EXERCISE DIRECTIONS => Below are some records. Say in a single number how many of their lines include the word "this".

Figure dataset records

====

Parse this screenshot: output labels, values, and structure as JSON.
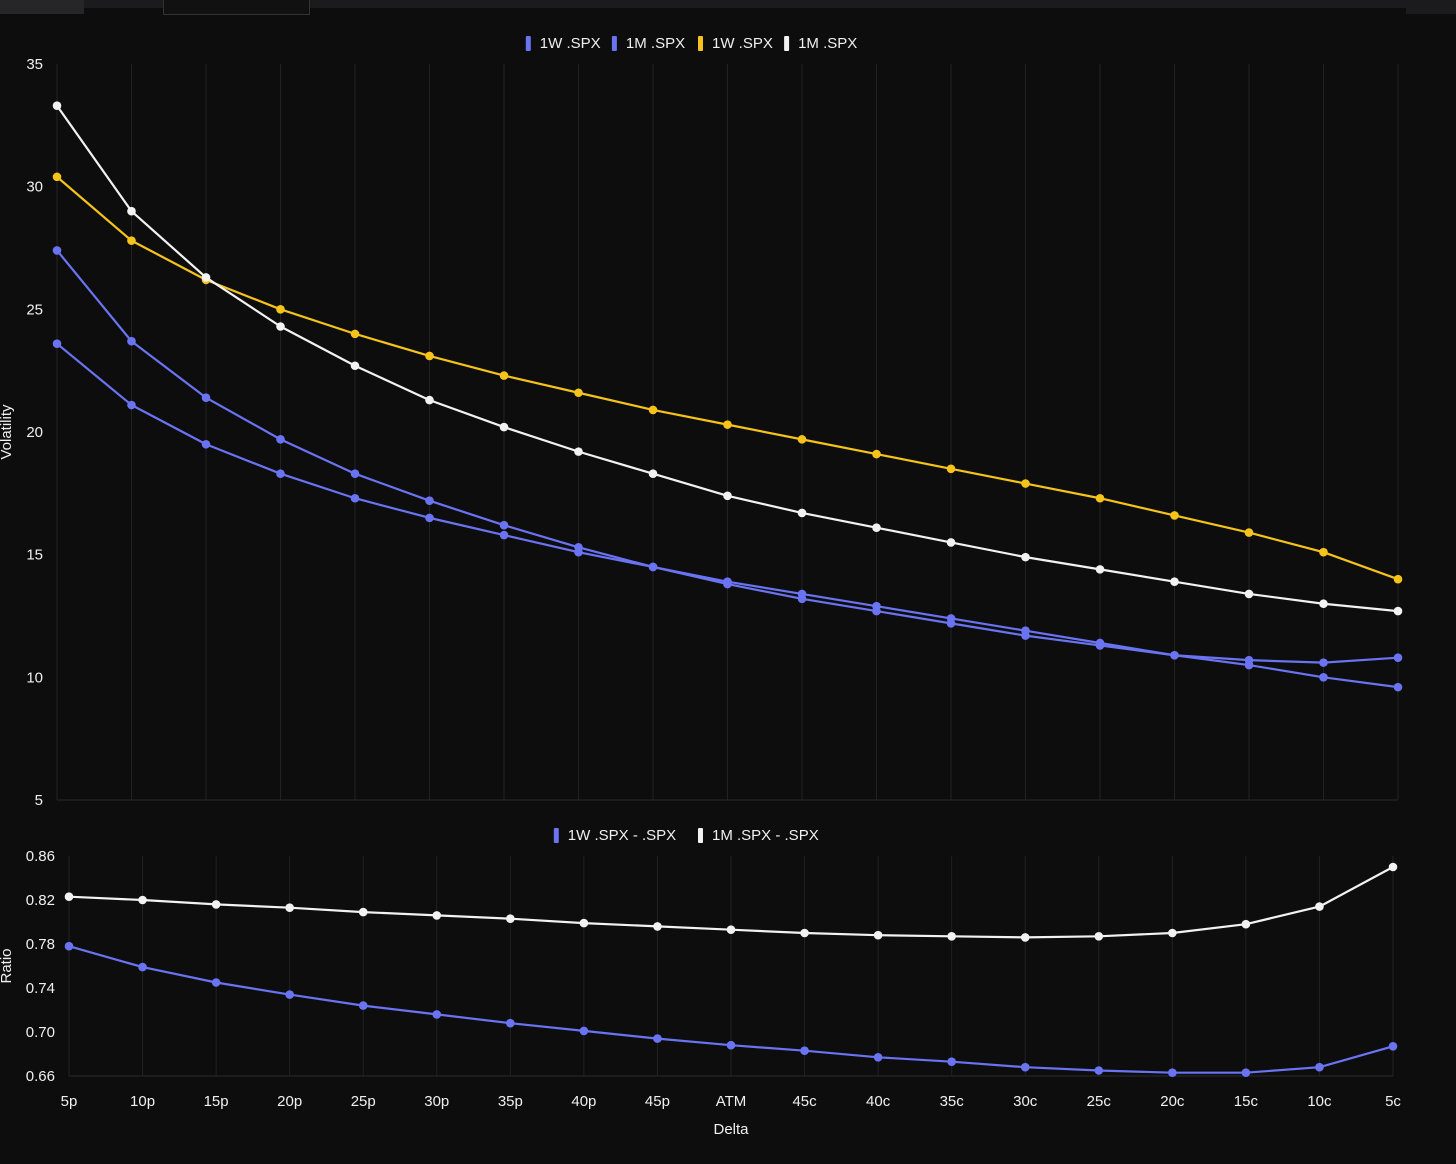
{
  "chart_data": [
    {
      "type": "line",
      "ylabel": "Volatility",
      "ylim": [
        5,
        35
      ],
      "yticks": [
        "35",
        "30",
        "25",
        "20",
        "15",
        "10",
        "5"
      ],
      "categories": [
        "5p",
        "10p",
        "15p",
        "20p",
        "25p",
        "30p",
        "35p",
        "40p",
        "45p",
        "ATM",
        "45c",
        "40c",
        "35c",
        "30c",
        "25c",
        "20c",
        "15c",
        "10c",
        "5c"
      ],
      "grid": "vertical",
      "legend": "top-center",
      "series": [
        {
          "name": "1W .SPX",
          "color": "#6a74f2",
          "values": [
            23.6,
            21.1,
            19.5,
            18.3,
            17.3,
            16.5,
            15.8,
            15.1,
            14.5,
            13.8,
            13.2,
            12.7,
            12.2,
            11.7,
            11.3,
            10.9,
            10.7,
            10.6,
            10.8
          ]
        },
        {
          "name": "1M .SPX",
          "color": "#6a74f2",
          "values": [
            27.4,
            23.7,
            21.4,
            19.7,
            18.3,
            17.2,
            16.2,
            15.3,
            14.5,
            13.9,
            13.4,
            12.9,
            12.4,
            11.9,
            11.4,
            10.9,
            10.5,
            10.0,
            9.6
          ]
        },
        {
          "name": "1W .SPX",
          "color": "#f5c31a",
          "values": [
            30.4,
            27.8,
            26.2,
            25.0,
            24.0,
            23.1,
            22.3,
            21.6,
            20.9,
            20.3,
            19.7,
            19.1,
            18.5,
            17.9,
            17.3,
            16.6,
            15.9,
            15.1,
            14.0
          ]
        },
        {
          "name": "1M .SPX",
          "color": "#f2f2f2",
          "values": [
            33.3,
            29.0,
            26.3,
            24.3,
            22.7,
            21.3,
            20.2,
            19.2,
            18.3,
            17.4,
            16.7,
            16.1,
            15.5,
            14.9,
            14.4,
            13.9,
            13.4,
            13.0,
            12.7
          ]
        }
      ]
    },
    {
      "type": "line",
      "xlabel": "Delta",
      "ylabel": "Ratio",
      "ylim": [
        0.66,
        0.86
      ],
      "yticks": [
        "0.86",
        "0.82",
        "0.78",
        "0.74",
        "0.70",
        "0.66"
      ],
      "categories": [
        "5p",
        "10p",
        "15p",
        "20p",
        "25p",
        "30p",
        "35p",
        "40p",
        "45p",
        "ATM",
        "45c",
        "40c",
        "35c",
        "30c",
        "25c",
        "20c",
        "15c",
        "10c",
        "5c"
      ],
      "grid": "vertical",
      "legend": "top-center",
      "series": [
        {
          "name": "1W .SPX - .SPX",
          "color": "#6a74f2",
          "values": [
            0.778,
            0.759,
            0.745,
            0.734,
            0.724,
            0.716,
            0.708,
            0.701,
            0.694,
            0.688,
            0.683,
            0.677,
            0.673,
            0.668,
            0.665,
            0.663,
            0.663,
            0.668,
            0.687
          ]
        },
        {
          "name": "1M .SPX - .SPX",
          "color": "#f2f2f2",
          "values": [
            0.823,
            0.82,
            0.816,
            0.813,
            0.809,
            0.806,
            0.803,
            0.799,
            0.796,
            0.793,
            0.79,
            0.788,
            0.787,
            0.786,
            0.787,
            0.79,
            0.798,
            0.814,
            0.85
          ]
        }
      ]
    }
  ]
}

====

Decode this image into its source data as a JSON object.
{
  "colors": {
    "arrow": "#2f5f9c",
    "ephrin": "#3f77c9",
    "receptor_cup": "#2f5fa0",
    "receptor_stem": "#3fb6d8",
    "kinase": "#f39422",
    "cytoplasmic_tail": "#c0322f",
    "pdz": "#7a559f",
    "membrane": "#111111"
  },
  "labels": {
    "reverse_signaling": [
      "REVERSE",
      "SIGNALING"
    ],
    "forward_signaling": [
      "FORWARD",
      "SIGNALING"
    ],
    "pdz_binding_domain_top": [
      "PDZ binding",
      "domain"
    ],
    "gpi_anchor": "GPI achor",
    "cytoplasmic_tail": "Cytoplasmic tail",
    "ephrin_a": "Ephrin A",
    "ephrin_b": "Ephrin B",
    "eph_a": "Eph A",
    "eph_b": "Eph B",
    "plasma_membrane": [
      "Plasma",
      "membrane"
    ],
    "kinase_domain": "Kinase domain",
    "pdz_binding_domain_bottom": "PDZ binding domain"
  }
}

====

ANSWER FOR THE TASK => 2